>> begin

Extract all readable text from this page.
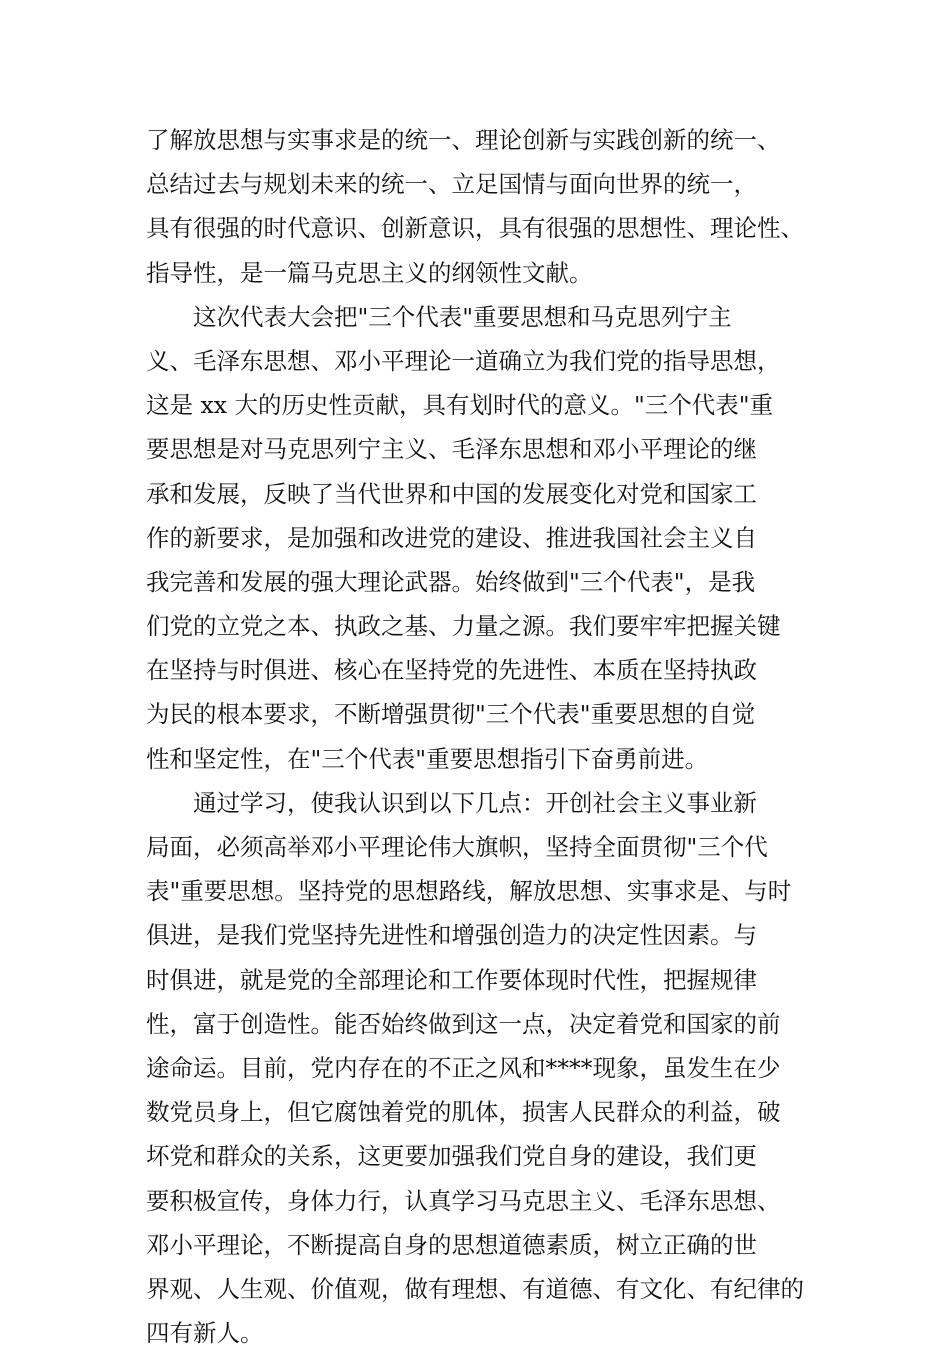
了解放思想与实事求是的统一、理论创新与实践创新的统一、
总结过去与规划未来的统一、立足国情与面向世界的统一，
具有很强的时代意识、创新意识，具有很强的思想性、理论性、
指导性，是一篇马克思主义的纲领性文献。
这次代表大会把"三个代表"重要思想和马克思列宁主
义、毛泽东思想、邓小平理论一道确立为我们党的指导思想，
这是 xx 大的历史性贡献，具有划时代的意义。"三个代表"重
要思想是对马克思列宁主义、毛泽东思想和邓小平理论的继
承和发展，反映了当代世界和中国的发展变化对党和国家工
作的新要求，是加强和改进党的建设、推进我国社会主义自
我完善和发展的强大理论武器。始终做到"三个代表"，是我
们党的立党之本、执政之基、力量之源。我们要牢牢把握关键
在坚持与时俱进、核心在坚持党的先进性、本质在坚持执政
为民的根本要求，不断增强贯彻"三个代表"重要思想的自觉
性和坚定性，在"三个代表"重要思想指引下奋勇前进。
通过学习，使我认识到以下几点：开创社会主义事业新
局面，必须高举邓小平理论伟大旗帜，坚持全面贯彻"三个代
表"重要思想。坚持党的思想路线，解放思想、实事求是、与时
俱进，是我们党坚持先进性和增强创造力的决定性因素。与
时俱进，就是党的全部理论和工作要体现时代性，把握规律
性，富于创造性。能否始终做到这一点，决定着党和国家的前
途命运。目前，党内存在的不正之风和****现象，虽发生在少
数党员身上，但它腐蚀着党的肌体，损害人民群众的利益，破
坏党和群众的关系，这更要加强我们党自身的建设，我们更
要积极宣传，身体力行，认真学习马克思主义、毛泽东思想、
邓小平理论，不断提高自身的思想道德素质，树立正确的世
界观、人生观、价值观，做有理想、有道德、有文化、有纪律的
四有新人。
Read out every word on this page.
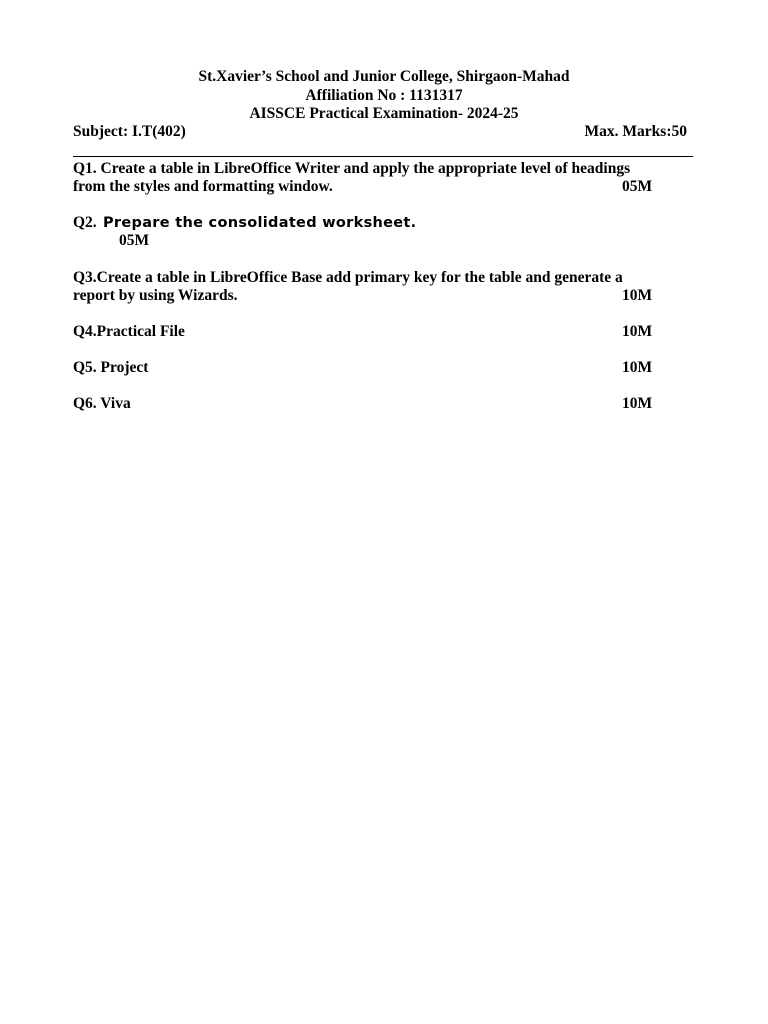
St.Xavier’s School and Junior College, Shirgaon-Mahad
Affiliation No : 1131317
AISSCE Practical Examination- 2024-25
Subject: I.T(402)	Max. Marks:50
Q1. Create a table in LibreOffice Writer and apply the appropriate level of headings
from the styles and formatting window.	05M
Q2. Prepare the consolidated worksheet.
05M
Q3.Create a table in LibreOffice Base add primary key for the table and generate a
report by using Wizards.	10M
Q4.Practical File	10M
Q5. Project	10M
Q6. Viva	10M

>> end

**Task goal**
Transcribe every record above exactly as written, leaving out any pictures.

**Task output**
Extract all readable text from this page.
了解放思想与实事求是的统一、理论创新与实践创新的统一、
总结过去与规划未来的统一、立足国情与面向世界的统一，
具有很强的时代意识、创新意识，具有很强的思想性、理论性、
指导性，是一篇马克思主义的纲领性文献。
这次代表大会把"三个代表"重要思想和马克思列宁主
义、毛泽东思想、邓小平理论一道确立为我们党的指导思想，
这是 xx 大的历史性贡献，具有划时代的意义。"三个代表"重
要思想是对马克思列宁主义、毛泽东思想和邓小平理论的继
承和发展，反映了当代世界和中国的发展变化对党和国家工
作的新要求，是加强和改进党的建设、推进我国社会主义自
我完善和发展的强大理论武器。始终做到"三个代表"，是我
们党的立党之本、执政之基、力量之源。我们要牢牢把握关键
在坚持与时俱进、核心在坚持党的先进性、本质在坚持执政
为民的根本要求，不断增强贯彻"三个代表"重要思想的自觉
性和坚定性，在"三个代表"重要思想指引下奋勇前进。
通过学习，使我认识到以下几点：开创社会主义事业新
局面，必须高举邓小平理论伟大旗帜，坚持全面贯彻"三个代
表"重要思想。坚持党的思想路线，解放思想、实事求是、与时
俱进，是我们党坚持先进性和增强创造力的决定性因素。与
时俱进，就是党的全部理论和工作要体现时代性，把握规律
性，富于创造性。能否始终做到这一点，决定着党和国家的前
途命运。目前，党内存在的不正之风和****现象，虽发生在少
数党员身上，但它腐蚀着党的肌体，损害人民群众的利益，破
坏党和群众的关系，这更要加强我们党自身的建设，我们更
要积极宣传，身体力行，认真学习马克思主义、毛泽东思想、
邓小平理论，不断提高自身的思想道德素质，树立正确的世
界观、人生观、价值观，做有理想、有道德、有文化、有纪律的
四有新人。
Read out every word on this page.
St.Xavier’s School and Junior College, Shirgaon-Mahad
Affiliation No : 1131317
AISSCE Practical Examination- 2024-25
Subject: I.T(402)	Max. Marks:50
Q1. Create a table in LibreOffice Writer and apply the appropriate level of headings
from the styles and formatting window.	05M
Q2. Prepare the consolidated worksheet.
05M
Q3.Create a table in LibreOffice Base add primary key for the table and generate a
report by using Wizards.	10M
Q4.Practical File	10M
Q5. Project	10M
Q6. Viva	10M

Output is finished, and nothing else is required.